● Dataset extract:
>>>
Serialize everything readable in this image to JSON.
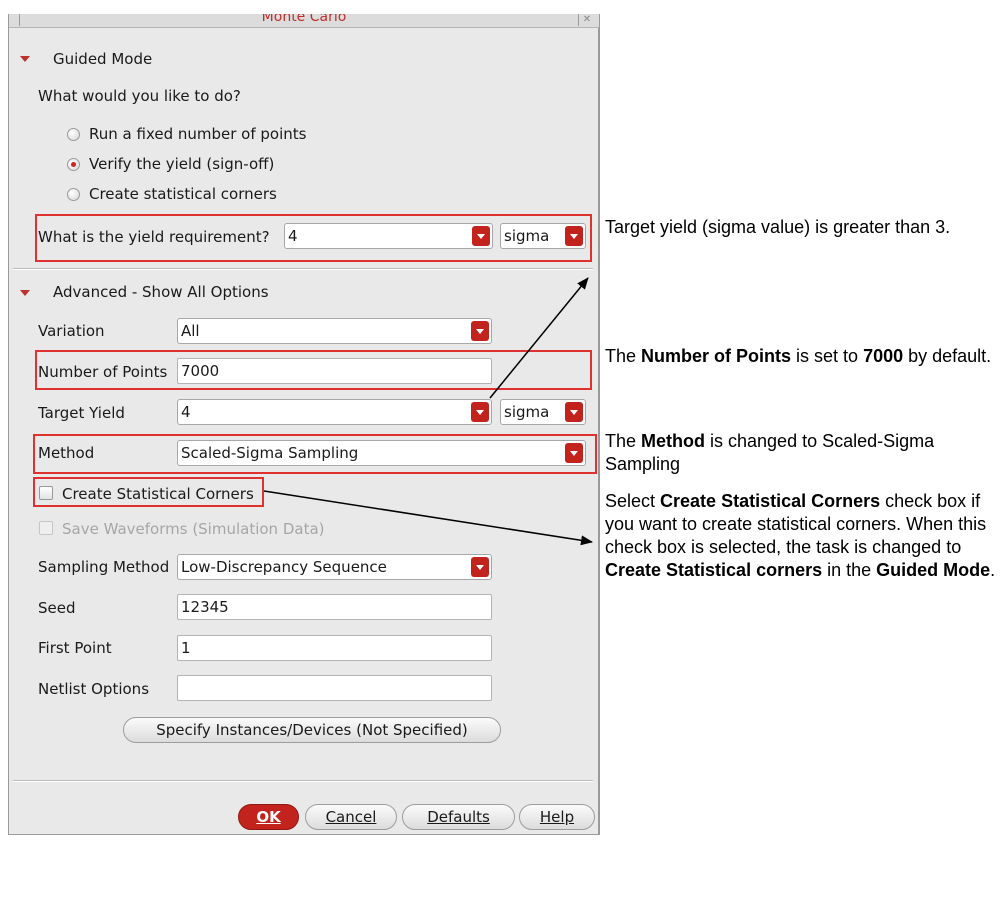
{
  "dialog": {
    "title": "Monte Carlo",
    "close_glyph": "✕"
  },
  "guided": {
    "header": "Guided Mode",
    "question": "What would you like to do?",
    "options": [
      {
        "label": "Run a fixed number of points",
        "selected": false
      },
      {
        "label": "Verify the yield (sign-off)",
        "selected": true
      },
      {
        "label": "Create statistical corners",
        "selected": false
      }
    ],
    "yield_label": "What is the yield requirement?",
    "yield_value": "4",
    "yield_unit": "sigma"
  },
  "advanced": {
    "header": "Advanced - Show All Options",
    "variation_label": "Variation",
    "variation_value": "All",
    "points_label": "Number of Points",
    "points_value": "7000",
    "target_label": "Target Yield",
    "target_value": "4",
    "target_unit": "sigma",
    "method_label": "Method",
    "method_value": "Scaled-Sigma Sampling",
    "create_corners_label": "Create Statistical Corners",
    "save_waveforms_label": "Save Waveforms (Simulation Data)",
    "sampling_label": "Sampling Method",
    "sampling_value": "Low-Discrepancy Sequence",
    "seed_label": "Seed",
    "seed_value": "12345",
    "first_point_label": "First Point",
    "first_point_value": "1",
    "netlist_label": "Netlist Options",
    "netlist_value": "",
    "specify_button": "Specify Instances/Devices (Not Specified)"
  },
  "buttons": {
    "ok": "OK",
    "cancel": "Cancel",
    "defaults": "Defaults",
    "help": "Help"
  },
  "annotations": {
    "yield": {
      "text": "Target yield (sigma value) is greater than 3."
    },
    "points": {
      "pre": "The ",
      "bold1": "Number of Points",
      "mid": " is set to ",
      "bold2": "7000",
      "post": " by default."
    },
    "method": {
      "pre": "The ",
      "bold1": "Method",
      "post": " is changed to Scaled-Sigma Sampling"
    },
    "corners": {
      "pre": "Select ",
      "bold1": "Create Statistical Corners",
      "mid": " check box if you want to create statistical corners. When this check box is selected, the task is changed to ",
      "bold2": "Create Statistical corners",
      "mid2": " in the ",
      "bold3": "Guided Mode",
      "post": "."
    }
  },
  "colors": {
    "accent": "#c3231d",
    "highlight": "#e03131",
    "panel_bg": "#e9e9e9"
  }
}
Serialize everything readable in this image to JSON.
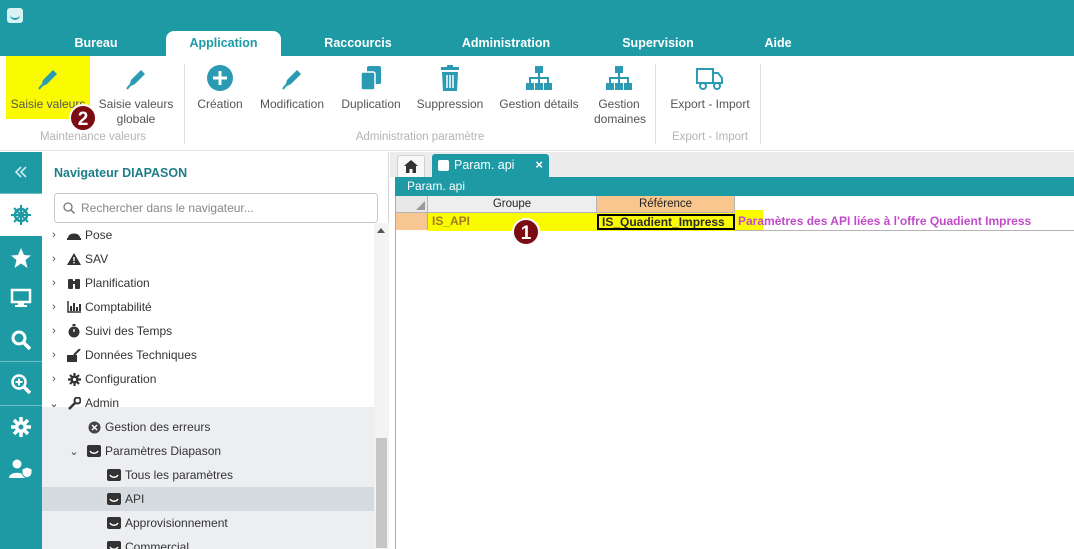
{
  "menu": {
    "tabs": [
      {
        "label": "Bureau"
      },
      {
        "label": "Application"
      },
      {
        "label": "Raccourcis"
      },
      {
        "label": "Administration"
      },
      {
        "label": "Supervision"
      },
      {
        "label": "Aide"
      }
    ],
    "active_tab": "Application"
  },
  "ribbon": {
    "buttons": [
      {
        "label": "Saisie valeurs",
        "icon": "pen-icon",
        "highlighted": true
      },
      {
        "label": "Saisie valeurs globale",
        "icon": "pen-icon"
      },
      {
        "label": "Création",
        "icon": "plus-circle-icon"
      },
      {
        "label": "Modification",
        "icon": "pen-icon"
      },
      {
        "label": "Duplication",
        "icon": "copy-icon"
      },
      {
        "label": "Suppression",
        "icon": "trash-icon"
      },
      {
        "label": "Gestion détails",
        "icon": "hierarchy-icon"
      },
      {
        "label": "Gestion domaines",
        "icon": "hierarchy-icon"
      },
      {
        "label": "Export - Import",
        "icon": "truck-icon"
      }
    ],
    "groups": {
      "maintenance": "Maintenance valeurs",
      "admin": "Administration paramètre",
      "export": "Export - Import"
    }
  },
  "annotations": {
    "badge_1": "1",
    "badge_2": "2"
  },
  "rail": {
    "items": [
      "collapse-icon",
      "helm-icon",
      "star-icon",
      "monitor-icon",
      "search-icon",
      "zoom-in-icon",
      "gear-icon",
      "user-shield-icon"
    ]
  },
  "navigator": {
    "title": "Navigateur DIAPASON",
    "search_placeholder": "Rechercher dans le navigateur...",
    "tree": [
      {
        "label": "Pose",
        "icon": "hardhat-icon",
        "expanded": false
      },
      {
        "label": "SAV",
        "icon": "warning-icon",
        "expanded": false
      },
      {
        "label": "Planification",
        "icon": "binoculars-icon",
        "expanded": false
      },
      {
        "label": "Comptabilité",
        "icon": "barchart-icon",
        "expanded": false
      },
      {
        "label": "Suivi des Temps",
        "icon": "stopwatch-icon",
        "expanded": false
      },
      {
        "label": "Données Techniques",
        "icon": "tools-icon",
        "expanded": false
      },
      {
        "label": "Configuration",
        "icon": "gear-icon",
        "expanded": false
      },
      {
        "label": "Admin",
        "icon": "wrench-icon",
        "expanded": true
      },
      {
        "label": "Gestion des erreurs",
        "icon": "error-icon"
      },
      {
        "label": "Paramètres Diapason",
        "icon": "diapason-icon",
        "expanded": true
      },
      {
        "label": "Tous les paramètres",
        "icon": "diapason-icon"
      },
      {
        "label": "API",
        "icon": "diapason-icon",
        "selected": true
      },
      {
        "label": "Approvisionnement",
        "icon": "diapason-icon"
      },
      {
        "label": "Commercial",
        "icon": "diapason-icon"
      }
    ]
  },
  "tabs": {
    "active": "Param. api",
    "close": "×"
  },
  "panel": {
    "title": "Param. api"
  },
  "grid": {
    "headers": [
      "Groupe",
      "Référence"
    ],
    "rows": [
      {
        "groupe": "IS_API",
        "reference": "IS_Quadient_Impress",
        "description": "Paramètres des API liées à l'offre Quadient Impress"
      }
    ]
  },
  "colors": {
    "teal": "#1e9aa5",
    "highlight": "#fbfb00",
    "badge": "#7a0c12",
    "description_text": "#c24acb"
  }
}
<<<
From the data above, copy each line that has the string "changed".

      "post": " is changed to Scaled-Sigma Sampling"
      "mid": " check box if you want to create statistical corners. When this check box is selected, the task is changed to ",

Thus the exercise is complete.